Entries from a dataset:

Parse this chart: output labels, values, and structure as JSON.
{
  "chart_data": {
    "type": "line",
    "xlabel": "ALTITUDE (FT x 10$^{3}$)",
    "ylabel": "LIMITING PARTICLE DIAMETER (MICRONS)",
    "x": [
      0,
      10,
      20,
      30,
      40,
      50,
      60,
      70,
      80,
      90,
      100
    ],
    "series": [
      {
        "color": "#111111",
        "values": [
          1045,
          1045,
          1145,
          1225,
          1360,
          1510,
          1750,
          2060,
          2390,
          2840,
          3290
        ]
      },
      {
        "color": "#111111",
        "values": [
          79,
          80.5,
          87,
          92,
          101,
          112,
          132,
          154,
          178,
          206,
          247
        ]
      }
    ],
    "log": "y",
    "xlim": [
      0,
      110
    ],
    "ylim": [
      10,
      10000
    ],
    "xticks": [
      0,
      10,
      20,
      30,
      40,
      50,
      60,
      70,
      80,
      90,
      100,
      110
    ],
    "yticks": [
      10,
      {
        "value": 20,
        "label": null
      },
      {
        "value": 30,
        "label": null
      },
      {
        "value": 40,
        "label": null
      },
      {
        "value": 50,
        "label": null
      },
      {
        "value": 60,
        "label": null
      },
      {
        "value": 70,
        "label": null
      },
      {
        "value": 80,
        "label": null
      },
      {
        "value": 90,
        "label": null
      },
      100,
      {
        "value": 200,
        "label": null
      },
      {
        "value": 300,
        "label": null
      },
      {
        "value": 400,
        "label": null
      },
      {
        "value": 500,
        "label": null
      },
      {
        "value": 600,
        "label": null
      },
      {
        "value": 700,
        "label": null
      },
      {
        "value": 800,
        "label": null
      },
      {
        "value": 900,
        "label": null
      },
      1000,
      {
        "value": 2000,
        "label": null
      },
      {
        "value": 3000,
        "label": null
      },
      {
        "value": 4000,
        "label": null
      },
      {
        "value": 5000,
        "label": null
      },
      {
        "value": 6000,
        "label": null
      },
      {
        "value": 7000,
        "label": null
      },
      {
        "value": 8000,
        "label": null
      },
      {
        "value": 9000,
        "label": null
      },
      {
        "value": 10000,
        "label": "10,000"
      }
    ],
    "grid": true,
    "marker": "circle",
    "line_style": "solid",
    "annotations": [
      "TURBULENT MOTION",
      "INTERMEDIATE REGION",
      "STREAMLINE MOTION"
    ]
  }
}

• [INSTRUCTION]:
Each entry above needs to be retyped exactly.

• [RESPONSE BELOW]:
Parse this chart: output labels, values, and structure as JSON.
{
  "chart_data": {
    "type": "line",
    "xlabel": "ALTITUDE (FT x 10$^{3}$)",
    "ylabel": "LIMITING PARTICLE DIAMETER (MICRONS)",
    "x": [
      0,
      10,
      20,
      30,
      40,
      50,
      60,
      70,
      80,
      90,
      100
    ],
    "series": [
      {
        "color": "#111111",
        "values": [
          1045,
          1045,
          1145,
          1225,
          1360,
          1510,
          1750,
          2060,
          2390,
          2840,
          3290
        ]
      },
      {
        "color": "#111111",
        "values": [
          79,
          80.5,
          87,
          92,
          101,
          112,
          132,
          154,
          178,
          206,
          247
        ]
      }
    ],
    "log": "y",
    "xlim": [
      0,
      110
    ],
    "ylim": [
      10,
      10000
    ],
    "xticks": [
      0,
      10,
      20,
      30,
      40,
      50,
      60,
      70,
      80,
      90,
      100,
      110
    ],
    "yticks": [
      10,
      {
        "value": 20,
        "label": null
      },
      {
        "value": 30,
        "label": null
      },
      {
        "value": 40,
        "label": null
      },
      {
        "value": 50,
        "label": null
      },
      {
        "value": 60,
        "label": null
      },
      {
        "value": 70,
        "label": null
      },
      {
        "value": 80,
        "label": null
      },
      {
        "value": 90,
        "label": null
      },
      100,
      {
        "value": 200,
        "label": null
      },
      {
        "value": 300,
        "label": null
      },
      {
        "value": 400,
        "label": null
      },
      {
        "value": 500,
        "label": null
      },
      {
        "value": 600,
        "label": null
      },
      {
        "value": 700,
        "label": null
      },
      {
        "value": 800,
        "label": null
      },
      {
        "value": 900,
        "label": null
      },
      1000,
      {
        "value": 2000,
        "label": null
      },
      {
        "value": 3000,
        "label": null
      },
      {
        "value": 4000,
        "label": null
      },
      {
        "value": 5000,
        "label": null
      },
      {
        "value": 6000,
        "label": null
      },
      {
        "value": 7000,
        "label": null
      },
      {
        "value": 8000,
        "label": null
      },
      {
        "value": 9000,
        "label": null
      },
      {
        "value": 10000,
        "label": "10,000"
      }
    ],
    "grid": true,
    "marker": "circle",
    "line_style": "solid",
    "annotations": [
      "TURBULENT MOTION",
      "INTERMEDIATE REGION",
      "STREAMLINE MOTION"
    ]
  }
}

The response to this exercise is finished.